→ WHAT IS NEEDED
Show every line in the entries below where the word "Provide" appears.

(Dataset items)
*****

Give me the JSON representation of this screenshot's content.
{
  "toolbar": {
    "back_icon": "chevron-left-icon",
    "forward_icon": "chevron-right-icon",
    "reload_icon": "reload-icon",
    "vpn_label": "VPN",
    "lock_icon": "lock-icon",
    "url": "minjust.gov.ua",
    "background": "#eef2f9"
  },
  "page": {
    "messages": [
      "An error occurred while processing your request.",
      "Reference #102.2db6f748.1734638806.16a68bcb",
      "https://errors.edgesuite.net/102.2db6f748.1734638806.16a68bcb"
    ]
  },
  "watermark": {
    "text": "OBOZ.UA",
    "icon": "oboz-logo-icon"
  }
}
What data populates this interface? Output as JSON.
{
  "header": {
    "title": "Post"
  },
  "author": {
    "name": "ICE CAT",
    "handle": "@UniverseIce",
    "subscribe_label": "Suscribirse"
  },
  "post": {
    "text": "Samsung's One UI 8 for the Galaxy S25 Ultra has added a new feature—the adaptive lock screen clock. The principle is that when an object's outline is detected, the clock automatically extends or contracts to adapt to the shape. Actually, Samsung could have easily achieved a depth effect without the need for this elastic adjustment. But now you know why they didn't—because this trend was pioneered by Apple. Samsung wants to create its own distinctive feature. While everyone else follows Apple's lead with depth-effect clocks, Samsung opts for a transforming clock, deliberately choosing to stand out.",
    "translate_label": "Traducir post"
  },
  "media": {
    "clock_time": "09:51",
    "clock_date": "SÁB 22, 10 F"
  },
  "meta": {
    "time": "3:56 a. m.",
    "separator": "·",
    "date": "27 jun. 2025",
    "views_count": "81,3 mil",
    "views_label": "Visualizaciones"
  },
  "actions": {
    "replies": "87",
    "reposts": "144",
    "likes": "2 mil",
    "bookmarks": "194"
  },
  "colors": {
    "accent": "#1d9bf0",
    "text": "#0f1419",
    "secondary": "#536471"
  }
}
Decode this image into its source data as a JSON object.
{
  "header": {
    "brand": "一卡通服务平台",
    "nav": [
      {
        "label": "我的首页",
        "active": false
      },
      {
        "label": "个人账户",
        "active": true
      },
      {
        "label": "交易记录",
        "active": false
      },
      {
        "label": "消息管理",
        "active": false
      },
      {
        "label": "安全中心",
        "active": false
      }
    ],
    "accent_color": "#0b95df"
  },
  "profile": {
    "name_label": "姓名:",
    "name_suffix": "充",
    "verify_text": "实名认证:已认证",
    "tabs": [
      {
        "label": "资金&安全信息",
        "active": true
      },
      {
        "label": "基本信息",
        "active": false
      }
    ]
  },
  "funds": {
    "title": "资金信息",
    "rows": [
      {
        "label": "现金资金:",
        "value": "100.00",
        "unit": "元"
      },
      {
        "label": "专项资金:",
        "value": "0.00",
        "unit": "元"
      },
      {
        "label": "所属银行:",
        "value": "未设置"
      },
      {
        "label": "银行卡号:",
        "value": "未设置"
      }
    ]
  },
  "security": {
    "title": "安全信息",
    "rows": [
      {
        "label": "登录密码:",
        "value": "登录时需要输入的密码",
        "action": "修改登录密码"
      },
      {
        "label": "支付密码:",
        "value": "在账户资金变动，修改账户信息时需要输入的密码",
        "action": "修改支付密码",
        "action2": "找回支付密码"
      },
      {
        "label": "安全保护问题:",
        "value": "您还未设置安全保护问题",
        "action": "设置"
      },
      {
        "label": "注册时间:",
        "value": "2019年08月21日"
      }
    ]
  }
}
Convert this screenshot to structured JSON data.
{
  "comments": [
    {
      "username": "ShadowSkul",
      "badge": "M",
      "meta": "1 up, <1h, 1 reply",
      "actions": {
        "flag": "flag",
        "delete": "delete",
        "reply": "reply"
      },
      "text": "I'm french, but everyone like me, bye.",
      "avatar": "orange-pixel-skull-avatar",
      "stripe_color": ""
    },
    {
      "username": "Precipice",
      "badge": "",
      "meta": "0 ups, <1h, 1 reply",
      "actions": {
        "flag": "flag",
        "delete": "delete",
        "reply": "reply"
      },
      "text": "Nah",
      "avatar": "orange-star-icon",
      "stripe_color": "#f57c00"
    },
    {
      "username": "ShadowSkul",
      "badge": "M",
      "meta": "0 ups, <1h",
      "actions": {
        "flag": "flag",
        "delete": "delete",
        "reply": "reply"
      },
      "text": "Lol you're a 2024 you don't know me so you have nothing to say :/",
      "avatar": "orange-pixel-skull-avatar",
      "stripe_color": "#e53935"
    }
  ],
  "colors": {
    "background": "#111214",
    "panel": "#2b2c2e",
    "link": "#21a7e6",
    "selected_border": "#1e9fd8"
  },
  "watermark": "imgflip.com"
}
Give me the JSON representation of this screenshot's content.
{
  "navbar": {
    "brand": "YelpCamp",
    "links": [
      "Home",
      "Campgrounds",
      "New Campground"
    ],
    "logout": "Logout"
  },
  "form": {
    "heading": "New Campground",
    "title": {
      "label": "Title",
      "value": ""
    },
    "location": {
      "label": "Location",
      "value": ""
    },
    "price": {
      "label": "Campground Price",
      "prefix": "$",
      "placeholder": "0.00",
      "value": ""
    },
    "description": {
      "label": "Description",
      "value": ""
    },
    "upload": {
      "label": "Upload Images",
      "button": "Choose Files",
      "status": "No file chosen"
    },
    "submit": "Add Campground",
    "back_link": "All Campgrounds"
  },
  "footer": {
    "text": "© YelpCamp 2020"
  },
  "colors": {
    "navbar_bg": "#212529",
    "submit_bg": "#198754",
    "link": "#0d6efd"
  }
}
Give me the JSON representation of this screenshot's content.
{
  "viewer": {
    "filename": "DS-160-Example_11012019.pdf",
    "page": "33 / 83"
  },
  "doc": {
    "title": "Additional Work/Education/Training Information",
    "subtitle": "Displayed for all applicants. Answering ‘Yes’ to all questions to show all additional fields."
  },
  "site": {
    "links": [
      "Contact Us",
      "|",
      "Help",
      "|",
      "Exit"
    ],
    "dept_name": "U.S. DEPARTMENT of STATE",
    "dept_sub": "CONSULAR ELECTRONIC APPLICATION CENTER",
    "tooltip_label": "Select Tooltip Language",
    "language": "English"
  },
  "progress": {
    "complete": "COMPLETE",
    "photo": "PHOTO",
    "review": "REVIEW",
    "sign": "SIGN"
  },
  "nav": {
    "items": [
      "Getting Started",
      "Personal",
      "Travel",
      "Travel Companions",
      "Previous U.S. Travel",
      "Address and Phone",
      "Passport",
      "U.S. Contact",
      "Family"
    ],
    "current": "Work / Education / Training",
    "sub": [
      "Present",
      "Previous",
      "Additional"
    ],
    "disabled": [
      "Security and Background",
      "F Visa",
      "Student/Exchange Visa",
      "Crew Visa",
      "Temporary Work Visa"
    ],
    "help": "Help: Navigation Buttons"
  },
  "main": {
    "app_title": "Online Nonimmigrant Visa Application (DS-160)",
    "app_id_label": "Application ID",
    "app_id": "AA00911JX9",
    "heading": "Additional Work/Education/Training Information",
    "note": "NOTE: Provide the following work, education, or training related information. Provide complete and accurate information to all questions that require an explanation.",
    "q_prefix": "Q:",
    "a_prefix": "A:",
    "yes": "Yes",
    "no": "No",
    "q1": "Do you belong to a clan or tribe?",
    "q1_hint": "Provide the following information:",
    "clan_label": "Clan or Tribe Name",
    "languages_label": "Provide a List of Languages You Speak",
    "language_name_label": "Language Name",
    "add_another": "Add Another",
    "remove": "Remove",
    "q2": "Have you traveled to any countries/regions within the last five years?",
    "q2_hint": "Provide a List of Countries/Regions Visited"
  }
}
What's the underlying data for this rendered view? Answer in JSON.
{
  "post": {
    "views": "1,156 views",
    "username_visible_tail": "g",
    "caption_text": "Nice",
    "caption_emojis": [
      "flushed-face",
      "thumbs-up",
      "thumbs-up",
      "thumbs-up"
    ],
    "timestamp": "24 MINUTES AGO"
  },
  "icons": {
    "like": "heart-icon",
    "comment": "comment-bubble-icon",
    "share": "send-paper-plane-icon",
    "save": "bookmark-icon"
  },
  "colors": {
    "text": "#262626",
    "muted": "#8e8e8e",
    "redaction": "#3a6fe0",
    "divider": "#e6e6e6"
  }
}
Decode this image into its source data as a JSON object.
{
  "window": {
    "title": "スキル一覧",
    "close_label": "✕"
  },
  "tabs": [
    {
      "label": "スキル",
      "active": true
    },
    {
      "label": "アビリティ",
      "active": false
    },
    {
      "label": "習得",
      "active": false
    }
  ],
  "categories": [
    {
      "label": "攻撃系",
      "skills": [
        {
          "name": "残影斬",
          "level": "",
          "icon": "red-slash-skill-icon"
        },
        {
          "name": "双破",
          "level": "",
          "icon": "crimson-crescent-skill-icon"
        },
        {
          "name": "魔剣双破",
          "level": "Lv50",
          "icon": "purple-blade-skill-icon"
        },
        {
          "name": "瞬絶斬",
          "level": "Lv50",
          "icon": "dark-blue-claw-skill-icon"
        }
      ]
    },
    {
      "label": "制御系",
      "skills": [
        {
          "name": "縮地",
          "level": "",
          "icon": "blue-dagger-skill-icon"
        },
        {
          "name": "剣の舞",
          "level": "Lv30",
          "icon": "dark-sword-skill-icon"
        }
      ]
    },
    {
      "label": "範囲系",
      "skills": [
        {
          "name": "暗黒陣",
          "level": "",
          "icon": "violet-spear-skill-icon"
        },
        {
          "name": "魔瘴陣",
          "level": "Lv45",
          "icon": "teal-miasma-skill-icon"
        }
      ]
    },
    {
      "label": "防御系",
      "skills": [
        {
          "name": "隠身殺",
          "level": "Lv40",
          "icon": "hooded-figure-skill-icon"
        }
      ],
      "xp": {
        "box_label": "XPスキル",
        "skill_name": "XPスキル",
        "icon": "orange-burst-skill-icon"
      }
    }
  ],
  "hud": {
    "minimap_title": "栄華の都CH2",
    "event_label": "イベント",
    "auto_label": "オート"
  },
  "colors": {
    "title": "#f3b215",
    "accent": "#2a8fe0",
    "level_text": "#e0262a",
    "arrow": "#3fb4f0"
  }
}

*****

→ RESULT BELOW
    "note": "NOTE: Provide the following work, education, or training related information. Provide complete and accurate information to all questions that require an explanation.",
    "q1_hint": "Provide the following information:",
    "languages_label": "Provide a List of Languages You Speak",
    "q2_hint": "Provide a List of Countries/Regions Visited"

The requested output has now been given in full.